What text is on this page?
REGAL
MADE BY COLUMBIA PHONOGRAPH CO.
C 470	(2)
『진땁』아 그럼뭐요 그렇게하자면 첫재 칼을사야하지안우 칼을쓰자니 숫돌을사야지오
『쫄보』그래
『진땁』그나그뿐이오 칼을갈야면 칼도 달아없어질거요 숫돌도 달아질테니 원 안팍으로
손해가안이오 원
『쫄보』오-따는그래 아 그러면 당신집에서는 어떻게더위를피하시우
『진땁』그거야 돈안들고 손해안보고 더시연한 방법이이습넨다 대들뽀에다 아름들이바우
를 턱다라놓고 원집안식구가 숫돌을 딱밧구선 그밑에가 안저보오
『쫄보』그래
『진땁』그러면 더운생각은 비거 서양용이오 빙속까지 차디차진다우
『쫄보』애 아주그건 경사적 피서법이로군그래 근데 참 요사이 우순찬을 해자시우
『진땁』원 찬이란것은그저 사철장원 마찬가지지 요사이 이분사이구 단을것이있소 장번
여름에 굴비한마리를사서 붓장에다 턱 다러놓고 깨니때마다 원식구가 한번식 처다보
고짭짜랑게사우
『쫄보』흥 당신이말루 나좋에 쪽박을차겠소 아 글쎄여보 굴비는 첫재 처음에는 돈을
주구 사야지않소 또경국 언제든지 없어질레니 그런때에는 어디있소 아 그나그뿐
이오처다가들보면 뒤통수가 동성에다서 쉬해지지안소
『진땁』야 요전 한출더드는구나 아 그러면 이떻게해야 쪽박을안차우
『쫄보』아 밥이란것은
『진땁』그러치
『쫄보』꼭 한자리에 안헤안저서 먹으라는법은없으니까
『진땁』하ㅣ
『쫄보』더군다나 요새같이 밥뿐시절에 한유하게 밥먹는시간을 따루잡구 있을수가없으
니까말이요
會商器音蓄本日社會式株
########
Reproduce the entries above exactly.

What text is on this page?
REGAL
MADE BY COLUMBIA PHONOGRAPH CO.
C 470	(2)
『진땁』아 그럼뭐요 그렇게하자면 첫재 칼을사야하지안우 칼을쓰자니 숫돌을사야지오
『쫄보』그래
『진땁』그나그뿐이오 칼을갈야면 칼도 달아없어질거요 숫돌도 달아질테니 원 안팍으로
손해가안이오 원
『쫄보』오-따는그래 아 그러면 당신집에서는 어떻게더위를피하시우
『진땁』그거야 돈안들고 손해안보고 더시연한 방법이이습넨다 대들뽀에다 아름들이바우
를 턱다라놓고 원집안식구가 숫돌을 딱밧구선 그밑에가 안저보오
『쫄보』그래
『진땁』그러면 더운생각은 비거 서양용이오 빙속까지 차디차진다우
『쫄보』애 아주그건 경사적 피서법이로군그래 근데 참 요사이 우순찬을 해자시우
『진땁』원 찬이란것은그저 사철장원 마찬가지지 요사이 이분사이구 단을것이있소 장번
여름에 굴비한마리를사서 붓장에다 턱 다러놓고 깨니때마다 원식구가 한번식 처다보
고짭짜랑게사우
『쫄보』흥 당신이말루 나좋에 쪽박을차겠소 아 글쎄여보 굴비는 첫재 처음에는 돈을
주구 사야지않소 또경국 언제든지 없어질레니 그런때에는 어디있소 아 그나그뿐
이오처다가들보면 뒤통수가 동성에다서 쉬해지지안소
『진땁』야 요전 한출더드는구나 아 그러면 이떻게해야 쪽박을안차우
『쫄보』아 밥이란것은
『진땁』그러치
『쫄보』꼭 한자리에 안헤안저서 먹으라는법은없으니까
『진땁』하ㅣ
『쫄보』더군다나 요새같이 밥뿐시절에 한유하게 밥먹는시간을 따루잡구 있을수가없으
니까말이요
會商器音蓄本日社會式株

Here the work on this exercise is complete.